▸ **WORKING DATA**
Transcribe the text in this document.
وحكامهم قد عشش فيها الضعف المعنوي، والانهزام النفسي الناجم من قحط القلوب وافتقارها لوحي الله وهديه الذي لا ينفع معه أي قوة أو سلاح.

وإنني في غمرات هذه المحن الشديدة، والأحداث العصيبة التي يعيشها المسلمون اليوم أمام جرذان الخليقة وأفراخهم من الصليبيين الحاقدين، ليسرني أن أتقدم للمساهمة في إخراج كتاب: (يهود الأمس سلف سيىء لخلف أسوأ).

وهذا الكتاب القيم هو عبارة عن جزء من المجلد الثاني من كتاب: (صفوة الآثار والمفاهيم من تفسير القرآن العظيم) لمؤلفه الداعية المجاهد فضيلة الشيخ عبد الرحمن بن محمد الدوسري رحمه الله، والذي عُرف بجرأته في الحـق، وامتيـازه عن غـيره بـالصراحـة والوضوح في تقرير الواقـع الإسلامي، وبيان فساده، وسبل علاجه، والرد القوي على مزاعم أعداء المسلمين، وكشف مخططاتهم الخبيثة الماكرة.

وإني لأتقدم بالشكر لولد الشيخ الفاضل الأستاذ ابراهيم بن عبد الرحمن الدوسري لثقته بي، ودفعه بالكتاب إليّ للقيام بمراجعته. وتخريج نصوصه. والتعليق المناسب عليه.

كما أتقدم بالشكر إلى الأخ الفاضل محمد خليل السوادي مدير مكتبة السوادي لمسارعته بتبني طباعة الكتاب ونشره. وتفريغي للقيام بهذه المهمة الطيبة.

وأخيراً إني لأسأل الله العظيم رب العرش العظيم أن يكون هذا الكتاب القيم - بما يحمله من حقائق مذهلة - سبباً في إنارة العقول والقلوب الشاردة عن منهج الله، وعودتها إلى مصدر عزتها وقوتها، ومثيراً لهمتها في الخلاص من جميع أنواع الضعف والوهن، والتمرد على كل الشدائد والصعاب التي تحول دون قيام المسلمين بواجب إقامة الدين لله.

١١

▸ **WHAT THE TASK REQUIRES**
Extract the data exactly as given.

▸ **EXERCISE RESULT**
Transcribe the text in this document.
وحكامهم قد عشش فيها الضعف المعنوي، والانهزام النفسي الناجم من قحط القلوب وافتقارها لوحي الله وهديه الذي لا ينفع معه أي قوة أو سلاح.

وإنني في غمرات هذه المحن الشديدة، والأحداث العصيبة التي يعيشها المسلمون اليوم أمام جرذان الخليقة وأفراخهم من الصليبيين الحاقدين، ليسرني أن أتقدم للمساهمة في إخراج كتاب: (يهود الأمس سلف سيىء لخلف أسوأ).

وهذا الكتاب القيم هو عبارة عن جزء من المجلد الثاني من كتاب: (صفوة الآثار والمفاهيم من تفسير القرآن العظيم) لمؤلفه الداعية المجاهد فضيلة الشيخ عبد الرحمن بن محمد الدوسري رحمه الله، والذي عُرف بجرأته في الحـق، وامتيـازه عن غـيره بـالصراحـة والوضوح في تقرير الواقـع الإسلامي، وبيان فساده، وسبل علاجه، والرد القوي على مزاعم أعداء المسلمين، وكشف مخططاتهم الخبيثة الماكرة.

وإني لأتقدم بالشكر لولد الشيخ الفاضل الأستاذ ابراهيم بن عبد الرحمن الدوسري لثقته بي، ودفعه بالكتاب إليّ للقيام بمراجعته. وتخريج نصوصه. والتعليق المناسب عليه.

كما أتقدم بالشكر إلى الأخ الفاضل محمد خليل السوادي مدير مكتبة السوادي لمسارعته بتبني طباعة الكتاب ونشره. وتفريغي للقيام بهذه المهمة الطيبة.

وأخيراً إني لأسأل الله العظيم رب العرش العظيم أن يكون هذا الكتاب القيم - بما يحمله من حقائق مذهلة - سبباً في إنارة العقول والقلوب الشاردة عن منهج الله، وعودتها إلى مصدر عزتها وقوتها، ومثيراً لهمتها في الخلاص من جميع أنواع الضعف والوهن، والتمرد على كل الشدائد والصعاب التي تحول دون قيام المسلمين بواجب إقامة الدين لله.

١١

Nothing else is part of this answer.